** begin **
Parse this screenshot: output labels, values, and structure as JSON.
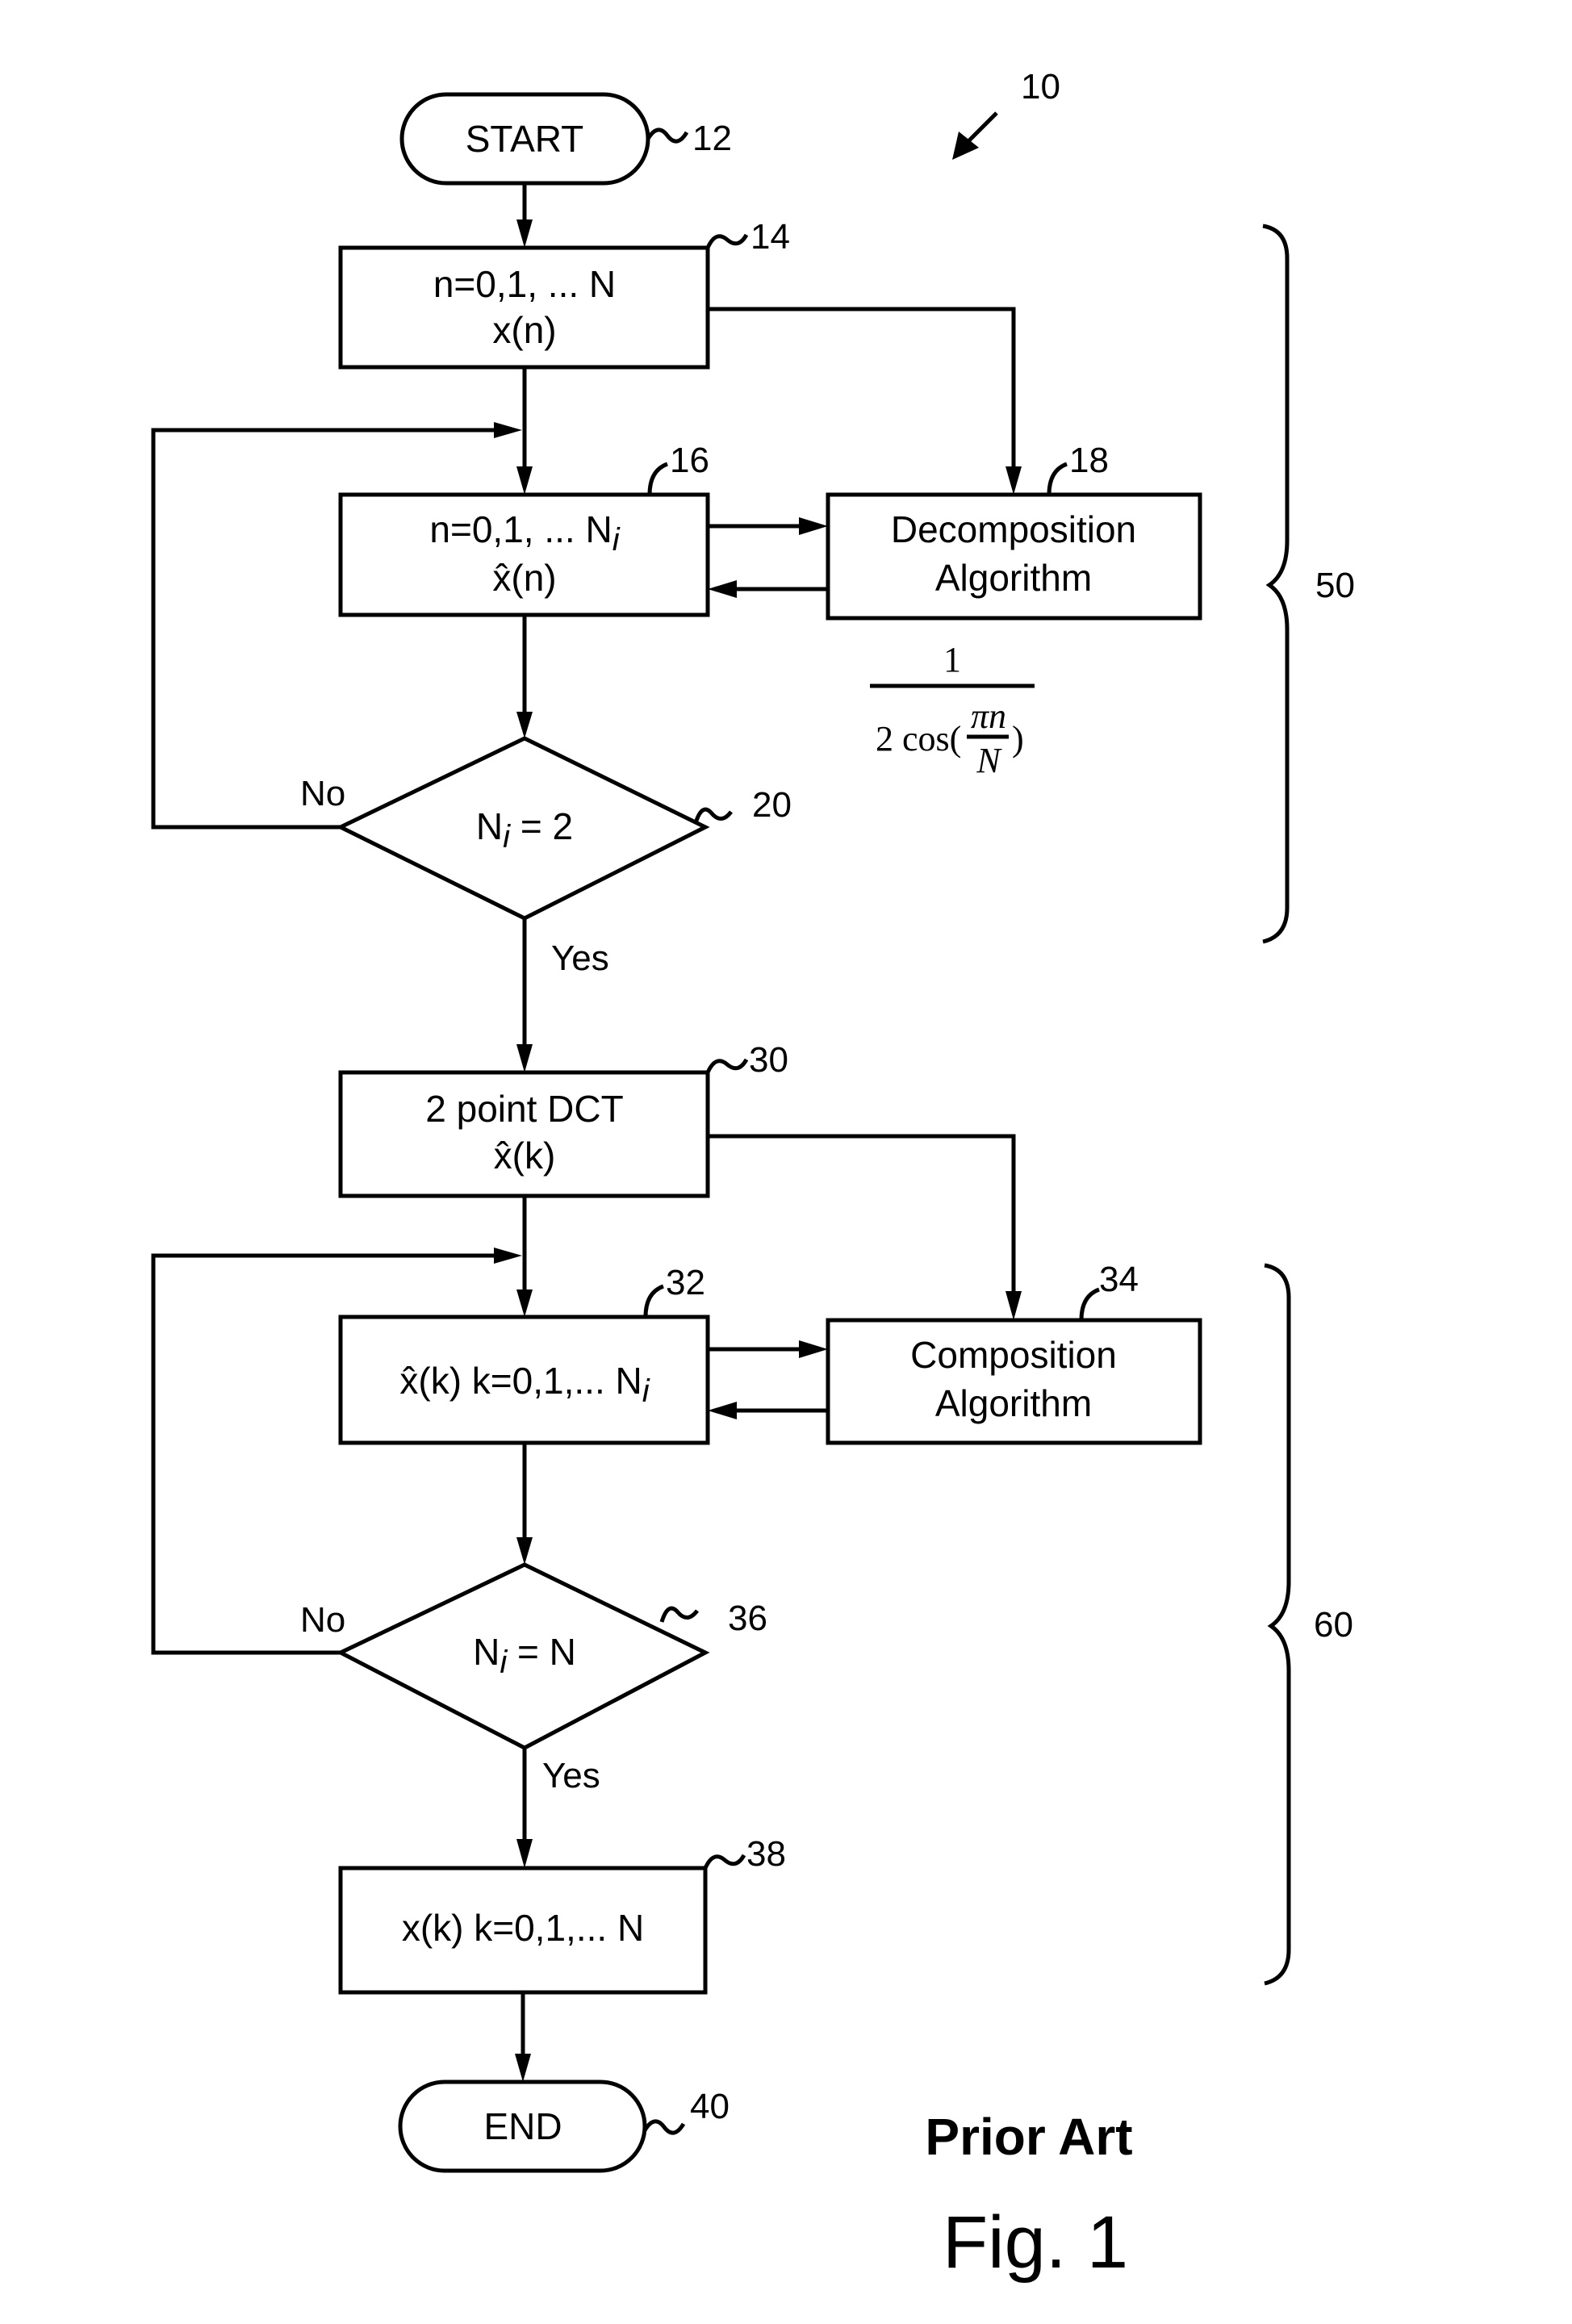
{
  "figure": {
    "ref_number": "10",
    "caption_prior": "Prior Art",
    "caption_fig": "Fig. 1"
  },
  "nodes": {
    "start": {
      "text": "START",
      "ref": "12"
    },
    "input_samples": {
      "line1": "n=0,1, ... N",
      "line2": "x(n)",
      "ref": "14"
    },
    "decomp_stage": {
      "line1": "n=0,1, ... N",
      "line1_sub": "i",
      "line2": "x̂(n)",
      "ref": "16"
    },
    "decomp_algo": {
      "line1": "Decomposition",
      "line2": "Algorithm",
      "ref": "18"
    },
    "decision_2": {
      "prefix": "N",
      "sub": "i",
      "suffix": " = 2",
      "ref": "20",
      "no": "No",
      "yes": "Yes"
    },
    "dct2": {
      "line1": "2 point DCT",
      "line2": "x̂(k)",
      "ref": "30"
    },
    "comp_stage": {
      "line1": "x̂(k)   k=0,1,... N",
      "line1_sub": "i",
      "ref": "32"
    },
    "comp_algo": {
      "line1": "Composition",
      "line2": "Algorithm",
      "ref": "34"
    },
    "decision_n": {
      "prefix": "N",
      "sub": "i",
      "suffix": " = N",
      "ref": "36",
      "no": "No",
      "yes": "Yes"
    },
    "output": {
      "text": "x(k)   k=0,1,... N",
      "ref": "38"
    },
    "end": {
      "text": "END",
      "ref": "40"
    }
  },
  "formula": {
    "numerator": "1",
    "denominator_prefix": "2 cos(",
    "frac_num": "πn",
    "frac_den": "N",
    "denominator_suffix": ")"
  },
  "braces": {
    "decomposition": {
      "ref": "50"
    },
    "composition": {
      "ref": "60"
    }
  }
}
** end **
» Required work:
Keep every word of the data as it is when you write it out, but drop the pictures.

» Output below:
Parse this screenshot: output labels, values, and structure as JSON.
{
  "figure": {
    "ref_number": "10",
    "caption_prior": "Prior Art",
    "caption_fig": "Fig. 1"
  },
  "nodes": {
    "start": {
      "text": "START",
      "ref": "12"
    },
    "input_samples": {
      "line1": "n=0,1, ... N",
      "line2": "x(n)",
      "ref": "14"
    },
    "decomp_stage": {
      "line1": "n=0,1, ... N",
      "line1_sub": "i",
      "line2": "x̂(n)",
      "ref": "16"
    },
    "decomp_algo": {
      "line1": "Decomposition",
      "line2": "Algorithm",
      "ref": "18"
    },
    "decision_2": {
      "prefix": "N",
      "sub": "i",
      "suffix": " = 2",
      "ref": "20",
      "no": "No",
      "yes": "Yes"
    },
    "dct2": {
      "line1": "2 point DCT",
      "line2": "x̂(k)",
      "ref": "30"
    },
    "comp_stage": {
      "line1": "x̂(k)   k=0,1,... N",
      "line1_sub": "i",
      "ref": "32"
    },
    "comp_algo": {
      "line1": "Composition",
      "line2": "Algorithm",
      "ref": "34"
    },
    "decision_n": {
      "prefix": "N",
      "sub": "i",
      "suffix": " = N",
      "ref": "36",
      "no": "No",
      "yes": "Yes"
    },
    "output": {
      "text": "x(k)   k=0,1,... N",
      "ref": "38"
    },
    "end": {
      "text": "END",
      "ref": "40"
    }
  },
  "formula": {
    "numerator": "1",
    "denominator_prefix": "2 cos(",
    "frac_num": "πn",
    "frac_den": "N",
    "denominator_suffix": ")"
  },
  "braces": {
    "decomposition": {
      "ref": "50"
    },
    "composition": {
      "ref": "60"
    }
  }
}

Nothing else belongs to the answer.